--- TEXTO DE ORIGEM ---
"""

Jornal GGN – Após protelar o julgamento por quatro anos, o Conselho Nacional do Ministério Público (CNMP) se reuniu nesta terça-feira (25) para discutir o pedido de providências que a defesa de Lula apresentou contra Deltan Dallagnol e seus colegas de força-tarefa da Lava Jato em Curitiba, ainda em setembro de 2016.
Os advogados reclamaram que os procuradores “enxovalharam a honra” de Lula e anteciparam juízo de culpa, violando seu direito constitucional à presunção de inocência, quando convocaram a imprensa nacional e internacional para divulgar a petição inicial (acusação) do caso triplex. Na ocasião, usaram uma apresentação em Powerpoint atribuindo a Lula a chefia de uma organização criminosa – uma acusação fora de sua competência e jamais comprovada na Justiça.
O relator do caso, conselheiro Marcelo Weitzel, sinalizou discordância em relação à postura da Lava Jato, mas decidiu poupá-la de críticas mais duras durante o julgamento. Ele disse que quando recebeu o processo do primeiro relator, em janeiro de 2018, as penas moderadas já estavam todas prescritas. Weitzel encaminhou voto pela integral rejeição dos pedidos de Lula.
Aberto o debate entre conselheiros, a maioria reconheceu que os procuradores “extrapolaram” na forma como trataram Lula na imprensa.
Sebastião Caixeta [em destaque na foto acima] puxou o voto divergente, avaliando que a conduta da força-tarefa “maculou” a imagem do Ministério Público Federal. “Pareceu que a apresentação [em Powerpoint] vinha com o propósito de fazer o chamado julgamento pela mídia“, admitiu.
Segundo ele, os procuradores externaram na entrevista coletiva a convicção de que Lula era culpado por “fatos que estavam em investigação”. A divulgação foi marcada pela “ausência de zelo” em esclarecer que as acusações ainda seriam processadas. Passaram da “transmissão da informação”, um direito e dever do MPF, ao “juízo de valor”, “influenciando a opinião pública” contra o réu.
“Apesar de não ser possível o provimento quanto a qualquer tipo de censura aos membros do Ministério Público, há indícios de autoria e materialidade de infração disciplinar”, avaliou Caixeta. Para ele, o ideal seria a abertura de um PAD (processo administrativo disciplinar) contra Dallagnol e demais envolvidos. Mas a proposta logo foi abandonada.
“A CULPA É DO PRÓPRIO CNMP”
A questão da prescrição das penas “fulminou” a instauração do PAD. Depois de quatro anos de lentidão no CNMP, a única pena que ainda não prescreveu neste processo seria a exoneração dos procuradores. Mas os conselheiros não consideraram “cabível”. Caixeta disse: “Não cogitei jamais em meu voto a situação de demissão.”

"""

--- LISTAGEM ---
"""

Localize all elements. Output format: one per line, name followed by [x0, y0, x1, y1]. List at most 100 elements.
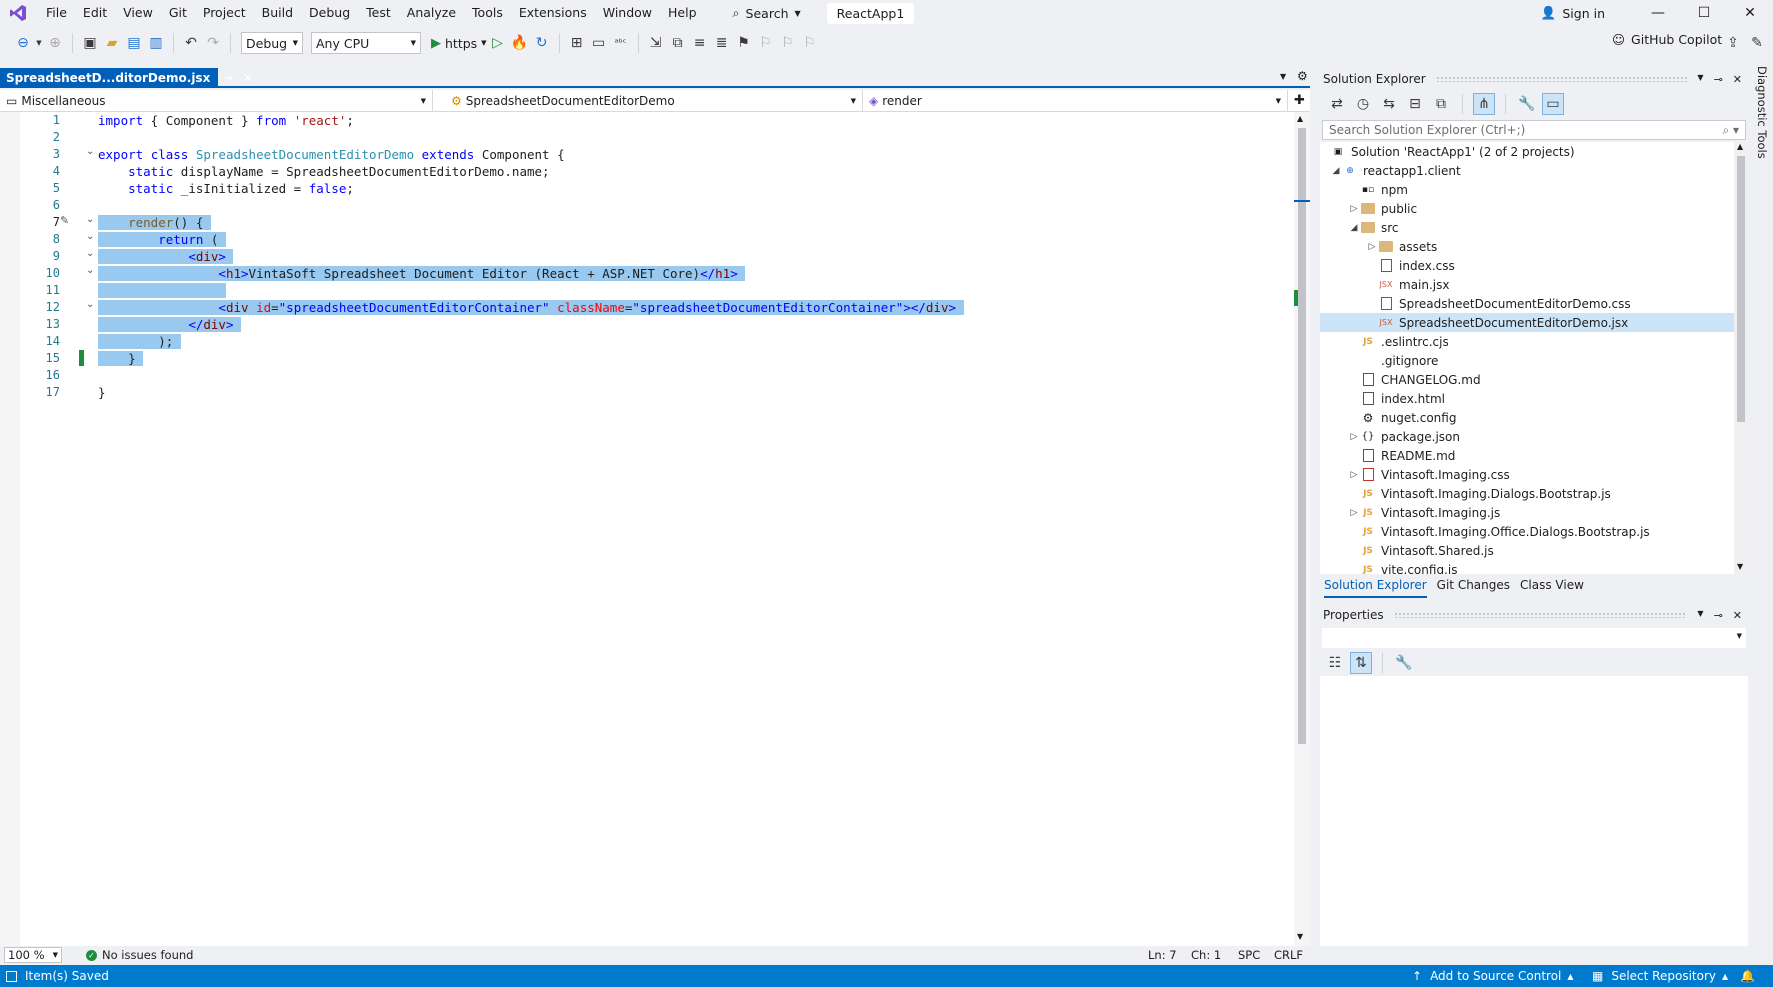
project-select[interactable]: ▭ Miscellaneous ▼ [0, 90, 433, 112]
tree-item-file[interactable]: README.md [1320, 446, 1734, 465]
scroll-up-icon[interactable]: ▲ [1297, 114, 1303, 123]
quick-action-icon[interactable]: ✎ [60, 214, 69, 227]
pin-icon[interactable]: ⊸ [1714, 609, 1723, 622]
fold-toggle-icon[interactable]: ⌄ [86, 214, 96, 225]
new-project-icon[interactable]: ▣ [79, 32, 101, 54]
start-without-debugging-icon[interactable]: ▷ [487, 32, 509, 54]
bookmark-icon[interactable]: ⚑ [733, 32, 755, 54]
tree-item-file[interactable]: JS .eslintrc.cjs [1320, 332, 1734, 351]
expanded-arrow-icon[interactable]: ◢ [1348, 223, 1360, 233]
collapsed-arrow-icon[interactable]: ▷ [1348, 204, 1360, 214]
tree-item-file[interactable]: JSX main.jsx [1320, 275, 1734, 294]
menu-edit[interactable]: Edit [75, 0, 115, 26]
tree-item-folder[interactable]: ◢ src [1320, 218, 1734, 237]
menu-view[interactable]: View [115, 0, 161, 26]
step-icon[interactable]: ⇲ [645, 32, 667, 54]
layout-icon[interactable]: ▭ [588, 32, 610, 54]
menu-tools[interactable]: Tools [464, 0, 511, 26]
menu-file[interactable]: File [38, 0, 75, 26]
wrench-icon[interactable]: 🔧 [1393, 652, 1415, 674]
collapsed-arrow-icon[interactable]: ▷ [1348, 470, 1360, 480]
start-debugging-button[interactable]: ▶ https ▼ [431, 36, 487, 51]
chevron-down-icon[interactable]: ▼ [1697, 609, 1703, 622]
search-button[interactable]: ⌕ Search ▼ [725, 5, 809, 21]
back-icon[interactable]: ⊖ [12, 32, 34, 54]
menu-git[interactable]: Git [161, 0, 195, 26]
undo-icon[interactable]: ↶ [180, 32, 202, 54]
back-forward-icon[interactable]: ⇆ [1378, 93, 1400, 115]
menu-build[interactable]: Build [254, 0, 301, 26]
close-icon[interactable]: ✕ [1733, 609, 1742, 622]
tree-item-file[interactable]: JS Vintasoft.Imaging.Dialogs.Bootstrap.j… [1320, 484, 1734, 503]
tree-item-folder[interactable]: ▷ public [1320, 199, 1734, 218]
tree-item-file[interactable]: ⚙ nuget.config [1320, 408, 1734, 427]
collapsed-arrow-icon[interactable]: ▷ [1348, 432, 1360, 442]
categorized-icon[interactable]: ☷ [1324, 652, 1346, 674]
tree-item-file[interactable]: JS Vintasoft.Shared.js [1320, 541, 1734, 560]
alphabetical-icon[interactable]: ⇅ [1350, 652, 1372, 674]
member-select[interactable]: ◈ render ▼ [863, 90, 1288, 112]
close-icon[interactable]: ✕ [1733, 73, 1742, 86]
zoom-select[interactable]: 100 % ▼ [4, 947, 62, 963]
chevron-down-icon[interactable]: ▼ [1697, 73, 1703, 86]
issues-indicator[interactable]: ✓ No issues found [86, 948, 193, 962]
redo-icon[interactable]: ↷ [202, 32, 224, 54]
share-icon[interactable]: ⇪ [1722, 32, 1744, 54]
tree-item-file[interactable]: .gitignore [1320, 351, 1734, 370]
select-repository-button[interactable]: ▦ Select Repository ▲ [1592, 969, 1728, 983]
menu-analyze[interactable]: Analyze [399, 0, 464, 26]
forward-icon[interactable]: ⊕ [44, 32, 66, 54]
comment-icon[interactable]: ≡ [689, 32, 711, 54]
browser-link-icon[interactable]: ⊞ [566, 32, 588, 54]
history-icon[interactable]: ◷ [1352, 93, 1374, 115]
collapsed-arrow-icon[interactable]: ▷ [1348, 508, 1360, 518]
tab-git-changes[interactable]: Git Changes [1437, 578, 1510, 598]
code-editor[interactable]: 1 2 3 4 5 6 7 8 9 10 11 12 13 14 15 16 1… [0, 112, 1310, 946]
line-ending-indicator[interactable]: CRLF [1274, 948, 1303, 962]
tree-item-npm[interactable]: ▪▫ npm [1320, 180, 1734, 199]
split-editor-icon[interactable]: ✚ [1294, 93, 1305, 111]
editor-vertical-scrollbar[interactable]: ▲ ▼ [1294, 112, 1310, 946]
tree-vertical-scrollbar[interactable]: ▲ ▼ [1734, 142, 1748, 574]
tree-item-file[interactable]: ▷ Vintasoft.Imaging.css [1320, 465, 1734, 484]
maximize-button[interactable]: ☐ [1681, 5, 1727, 21]
collapse-all-icon[interactable]: ⊟ [1404, 93, 1426, 115]
sign-in-button[interactable]: 👤 Sign in [1541, 5, 1605, 21]
tree-item-file[interactable]: JS vite.config.js [1320, 560, 1734, 575]
close-icon[interactable]: ✕ [243, 71, 253, 85]
tab-spreadsheet-demo-jsx[interactable]: SpreadsheetD...ditorDemo.jsx ⊸ ✕ [0, 68, 253, 88]
tree-item-file-selected[interactable]: JSX SpreadsheetDocumentEditorDemo.jsx [1320, 313, 1734, 332]
open-folder-icon[interactable]: ▰ [101, 32, 123, 54]
scroll-down-icon[interactable]: ▼ [1297, 932, 1303, 941]
menu-project[interactable]: Project [195, 0, 254, 26]
fold-toggle-icon[interactable]: ⌄ [86, 299, 96, 310]
filter-icon[interactable]: ⋔ [1473, 93, 1495, 115]
menu-help[interactable]: Help [660, 0, 705, 26]
platform-select[interactable]: Any CPU ▼ [311, 32, 421, 54]
fold-toggle-icon[interactable]: ⌄ [86, 146, 96, 157]
menu-test[interactable]: Test [358, 0, 399, 26]
fold-toggle-icon[interactable]: ⌄ [86, 248, 96, 259]
tree-item-file[interactable]: index.css [1320, 256, 1734, 275]
add-to-source-control-button[interactable]: ↑ Add to Source Control ▲ [1412, 969, 1574, 983]
tree-item-file[interactable]: CHANGELOG.md [1320, 370, 1734, 389]
tree-item-folder[interactable]: ▷ assets [1320, 237, 1734, 256]
menu-window[interactable]: Window [595, 0, 660, 26]
line-indicator[interactable]: Ln: 7 [1148, 948, 1177, 962]
compare-icon[interactable]: ⧉ [667, 32, 689, 54]
feedback-icon[interactable]: ✎ [1746, 32, 1768, 54]
gear-icon[interactable]: ⚙ [1297, 69, 1308, 83]
chevron-down-icon[interactable]: ▼ [34, 32, 44, 54]
configuration-select[interactable]: Debug ▼ [241, 32, 303, 54]
tree-item-file[interactable]: ▷ JS Vintasoft.Imaging.js [1320, 503, 1734, 522]
tree-item-file[interactable]: JS Vintasoft.Imaging.Office.Dialogs.Boot… [1320, 522, 1734, 541]
tree-item-solution[interactable]: ▣ Solution 'ReactApp1' (2 of 2 projects) [1320, 142, 1734, 161]
menu-debug[interactable]: Debug [301, 0, 358, 26]
spell-check-icon[interactable]: ᵃᵇᶜ [610, 32, 632, 54]
tree-item-project[interactable]: ◢ ⊕ reactapp1.client [1320, 161, 1734, 180]
properties-object-select[interactable]: ▼ [1322, 628, 1746, 648]
pin-icon[interactable]: ⊸ [224, 73, 232, 84]
uncomment-icon[interactable]: ≣ [711, 32, 733, 54]
notifications-icon[interactable]: 🔔 [1740, 969, 1755, 983]
spacing-indicator[interactable]: SPC [1238, 948, 1260, 962]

"""

--- TAREFAS ---
1 > Extraia da matéria sobre o julgamento no CNMP o trecho que começa nas palavras "Os advogados reclamaram" e termina depois de "comprovada na Justiça.".
2 > Por favor, indique quem foi o relator do caso segundo a matéria sobre o julgamento no CNMP.

--- RESPOSTAS ---
1 >
Os advogados reclamaram que os procuradores “enxovalharam a honra” de Lula e anteciparam juízo de culpa, violando seu direito constitucional à presunção de inocência, quando convocaram a imprensa nacional e internacional para divulgar a petição inicial (acusação) do caso triplex. Na ocasião, usaram uma apresentação em Powerpoint atribuindo a Lula a chefia de uma organização criminosa – uma acusação fora de sua competência e jamais comprovada na Justiça.

2 > O conselheiro Marcelo Weitzel.